Do this: Every line below that holds the string "Mass" should be copied out.

Input:

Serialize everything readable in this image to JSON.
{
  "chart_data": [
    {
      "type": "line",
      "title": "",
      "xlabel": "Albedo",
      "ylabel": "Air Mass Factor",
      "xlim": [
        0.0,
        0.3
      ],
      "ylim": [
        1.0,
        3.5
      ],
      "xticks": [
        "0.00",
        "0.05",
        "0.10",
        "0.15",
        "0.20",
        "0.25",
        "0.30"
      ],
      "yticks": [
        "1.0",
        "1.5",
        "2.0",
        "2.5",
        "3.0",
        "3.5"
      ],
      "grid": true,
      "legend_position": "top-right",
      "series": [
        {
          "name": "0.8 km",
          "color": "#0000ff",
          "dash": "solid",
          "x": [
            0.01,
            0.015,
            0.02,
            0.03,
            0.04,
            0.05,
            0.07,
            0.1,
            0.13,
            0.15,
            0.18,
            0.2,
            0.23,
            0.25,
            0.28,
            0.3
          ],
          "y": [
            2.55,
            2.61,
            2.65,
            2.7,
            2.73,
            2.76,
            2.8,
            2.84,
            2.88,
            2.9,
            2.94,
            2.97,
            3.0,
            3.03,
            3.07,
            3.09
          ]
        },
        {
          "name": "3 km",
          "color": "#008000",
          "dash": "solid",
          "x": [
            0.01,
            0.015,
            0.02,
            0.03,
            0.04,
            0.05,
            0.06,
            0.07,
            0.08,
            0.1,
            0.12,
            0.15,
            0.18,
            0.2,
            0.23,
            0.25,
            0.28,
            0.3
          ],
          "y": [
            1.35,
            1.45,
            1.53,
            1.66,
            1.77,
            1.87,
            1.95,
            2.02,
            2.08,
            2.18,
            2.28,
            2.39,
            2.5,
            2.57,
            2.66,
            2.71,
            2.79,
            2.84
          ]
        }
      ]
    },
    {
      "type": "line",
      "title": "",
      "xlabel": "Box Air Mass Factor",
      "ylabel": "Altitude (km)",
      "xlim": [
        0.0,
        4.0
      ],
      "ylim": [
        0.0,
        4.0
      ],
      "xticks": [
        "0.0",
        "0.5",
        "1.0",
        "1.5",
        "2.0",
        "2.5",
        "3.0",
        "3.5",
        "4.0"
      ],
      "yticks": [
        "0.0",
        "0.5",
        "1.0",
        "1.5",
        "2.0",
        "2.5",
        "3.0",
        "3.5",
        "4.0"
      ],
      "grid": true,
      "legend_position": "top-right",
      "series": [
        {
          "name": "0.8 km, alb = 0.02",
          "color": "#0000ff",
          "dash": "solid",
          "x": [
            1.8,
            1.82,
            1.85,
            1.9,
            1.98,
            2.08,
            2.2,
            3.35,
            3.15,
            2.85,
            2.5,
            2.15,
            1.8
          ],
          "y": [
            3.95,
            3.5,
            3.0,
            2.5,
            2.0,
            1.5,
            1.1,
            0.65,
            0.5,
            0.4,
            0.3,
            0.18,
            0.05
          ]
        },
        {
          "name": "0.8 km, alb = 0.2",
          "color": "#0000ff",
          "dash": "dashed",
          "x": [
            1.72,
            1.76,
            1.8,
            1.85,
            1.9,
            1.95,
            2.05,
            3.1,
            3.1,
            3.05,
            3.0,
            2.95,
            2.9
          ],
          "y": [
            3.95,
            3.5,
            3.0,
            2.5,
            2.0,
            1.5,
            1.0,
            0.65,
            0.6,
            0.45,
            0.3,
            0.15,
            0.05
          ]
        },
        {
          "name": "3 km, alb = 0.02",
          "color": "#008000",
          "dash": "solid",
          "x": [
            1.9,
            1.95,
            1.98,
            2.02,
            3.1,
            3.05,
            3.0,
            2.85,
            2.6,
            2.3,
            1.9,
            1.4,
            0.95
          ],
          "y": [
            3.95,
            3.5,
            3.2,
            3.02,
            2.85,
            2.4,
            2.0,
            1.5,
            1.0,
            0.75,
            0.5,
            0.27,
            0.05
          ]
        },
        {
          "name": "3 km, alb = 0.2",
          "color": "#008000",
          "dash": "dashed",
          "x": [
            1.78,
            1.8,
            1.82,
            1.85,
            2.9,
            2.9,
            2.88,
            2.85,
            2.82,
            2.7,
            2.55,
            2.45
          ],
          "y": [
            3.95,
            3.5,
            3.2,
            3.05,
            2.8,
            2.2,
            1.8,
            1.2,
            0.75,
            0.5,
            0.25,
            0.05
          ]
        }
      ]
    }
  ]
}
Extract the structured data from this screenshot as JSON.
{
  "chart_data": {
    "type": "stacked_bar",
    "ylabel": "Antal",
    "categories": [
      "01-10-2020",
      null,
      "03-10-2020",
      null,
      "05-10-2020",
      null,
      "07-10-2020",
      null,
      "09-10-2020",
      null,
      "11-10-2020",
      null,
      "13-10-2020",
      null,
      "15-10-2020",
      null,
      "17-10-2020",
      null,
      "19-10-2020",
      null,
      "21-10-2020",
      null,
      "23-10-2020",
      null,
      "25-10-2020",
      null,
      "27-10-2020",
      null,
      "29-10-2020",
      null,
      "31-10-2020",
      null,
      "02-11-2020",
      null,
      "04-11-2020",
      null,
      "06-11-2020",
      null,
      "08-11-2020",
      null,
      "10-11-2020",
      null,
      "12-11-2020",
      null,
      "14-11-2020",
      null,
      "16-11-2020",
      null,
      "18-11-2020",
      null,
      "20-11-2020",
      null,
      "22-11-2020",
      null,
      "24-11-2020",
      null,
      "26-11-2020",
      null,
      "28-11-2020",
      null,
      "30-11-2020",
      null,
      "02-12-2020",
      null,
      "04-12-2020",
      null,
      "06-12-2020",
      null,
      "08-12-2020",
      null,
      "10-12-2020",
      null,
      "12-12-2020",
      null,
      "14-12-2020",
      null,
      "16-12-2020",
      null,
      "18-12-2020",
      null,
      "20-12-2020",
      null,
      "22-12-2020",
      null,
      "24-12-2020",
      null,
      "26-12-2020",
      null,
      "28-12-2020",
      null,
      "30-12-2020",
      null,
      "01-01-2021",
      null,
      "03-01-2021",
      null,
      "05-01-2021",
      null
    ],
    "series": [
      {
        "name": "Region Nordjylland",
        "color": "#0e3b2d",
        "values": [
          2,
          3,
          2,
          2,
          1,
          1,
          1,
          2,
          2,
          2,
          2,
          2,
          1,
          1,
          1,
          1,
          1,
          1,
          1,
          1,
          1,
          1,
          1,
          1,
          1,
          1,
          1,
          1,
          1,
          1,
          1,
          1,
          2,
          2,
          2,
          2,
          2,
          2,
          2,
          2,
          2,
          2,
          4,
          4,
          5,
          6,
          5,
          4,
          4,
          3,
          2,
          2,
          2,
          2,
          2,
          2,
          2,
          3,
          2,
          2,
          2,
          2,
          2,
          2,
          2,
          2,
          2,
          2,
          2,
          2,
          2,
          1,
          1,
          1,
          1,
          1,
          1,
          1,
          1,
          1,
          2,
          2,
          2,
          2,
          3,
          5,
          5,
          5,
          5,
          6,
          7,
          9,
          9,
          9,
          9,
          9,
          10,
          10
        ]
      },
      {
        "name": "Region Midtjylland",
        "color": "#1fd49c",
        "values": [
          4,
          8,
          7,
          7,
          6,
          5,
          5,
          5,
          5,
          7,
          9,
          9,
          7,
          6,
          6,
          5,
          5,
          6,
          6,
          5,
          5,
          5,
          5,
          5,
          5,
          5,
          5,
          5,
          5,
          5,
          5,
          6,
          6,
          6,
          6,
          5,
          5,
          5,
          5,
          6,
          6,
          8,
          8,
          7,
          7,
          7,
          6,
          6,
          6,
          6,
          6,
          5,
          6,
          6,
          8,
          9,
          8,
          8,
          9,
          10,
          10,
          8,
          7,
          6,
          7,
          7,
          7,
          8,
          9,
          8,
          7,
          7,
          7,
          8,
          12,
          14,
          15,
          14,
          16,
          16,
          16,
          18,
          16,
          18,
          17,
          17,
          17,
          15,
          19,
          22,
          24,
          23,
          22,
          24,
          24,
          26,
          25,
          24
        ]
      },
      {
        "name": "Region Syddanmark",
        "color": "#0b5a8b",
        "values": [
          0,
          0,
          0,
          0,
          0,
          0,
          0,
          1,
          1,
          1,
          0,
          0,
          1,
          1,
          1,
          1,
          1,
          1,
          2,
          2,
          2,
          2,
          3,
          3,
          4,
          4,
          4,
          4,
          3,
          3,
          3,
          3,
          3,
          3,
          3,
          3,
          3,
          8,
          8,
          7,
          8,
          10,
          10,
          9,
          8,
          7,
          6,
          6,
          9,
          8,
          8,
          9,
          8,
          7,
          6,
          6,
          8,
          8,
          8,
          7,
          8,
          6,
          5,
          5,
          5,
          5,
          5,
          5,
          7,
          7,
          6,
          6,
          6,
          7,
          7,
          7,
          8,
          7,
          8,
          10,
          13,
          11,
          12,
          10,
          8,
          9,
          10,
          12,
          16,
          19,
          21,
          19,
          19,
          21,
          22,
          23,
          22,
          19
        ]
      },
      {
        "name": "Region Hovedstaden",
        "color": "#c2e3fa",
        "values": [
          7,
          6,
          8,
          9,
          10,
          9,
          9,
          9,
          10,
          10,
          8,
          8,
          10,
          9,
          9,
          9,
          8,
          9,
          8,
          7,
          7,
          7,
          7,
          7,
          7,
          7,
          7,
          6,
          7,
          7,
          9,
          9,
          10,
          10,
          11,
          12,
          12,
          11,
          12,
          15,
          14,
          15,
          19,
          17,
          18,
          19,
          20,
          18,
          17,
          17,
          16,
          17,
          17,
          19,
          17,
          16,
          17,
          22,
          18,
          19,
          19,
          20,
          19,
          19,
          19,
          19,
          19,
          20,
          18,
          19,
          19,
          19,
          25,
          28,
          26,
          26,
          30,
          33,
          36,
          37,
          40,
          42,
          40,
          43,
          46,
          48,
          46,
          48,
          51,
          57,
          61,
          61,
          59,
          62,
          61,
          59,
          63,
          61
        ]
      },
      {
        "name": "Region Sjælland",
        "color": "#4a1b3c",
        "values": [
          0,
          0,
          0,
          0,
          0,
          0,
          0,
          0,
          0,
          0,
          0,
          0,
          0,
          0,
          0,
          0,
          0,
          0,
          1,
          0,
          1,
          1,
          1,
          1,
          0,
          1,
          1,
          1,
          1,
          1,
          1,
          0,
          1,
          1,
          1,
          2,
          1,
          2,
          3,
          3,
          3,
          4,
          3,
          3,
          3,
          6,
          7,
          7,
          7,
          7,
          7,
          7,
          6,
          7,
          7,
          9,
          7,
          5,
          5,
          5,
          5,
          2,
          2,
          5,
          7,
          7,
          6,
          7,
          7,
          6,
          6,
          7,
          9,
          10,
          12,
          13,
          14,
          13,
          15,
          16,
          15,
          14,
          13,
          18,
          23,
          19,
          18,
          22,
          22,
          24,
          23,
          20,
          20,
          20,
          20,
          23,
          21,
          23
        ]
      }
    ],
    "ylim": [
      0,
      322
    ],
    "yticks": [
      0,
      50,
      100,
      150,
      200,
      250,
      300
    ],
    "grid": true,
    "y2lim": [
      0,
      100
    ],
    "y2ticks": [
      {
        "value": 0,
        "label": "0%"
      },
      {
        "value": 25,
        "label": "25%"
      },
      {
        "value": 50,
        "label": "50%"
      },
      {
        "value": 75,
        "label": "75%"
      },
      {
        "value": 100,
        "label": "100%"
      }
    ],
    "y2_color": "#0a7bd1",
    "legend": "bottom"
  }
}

Task solution:
      "ylabel": "Air Mass Factor",
      "xlabel": "Box Air Mass Factor",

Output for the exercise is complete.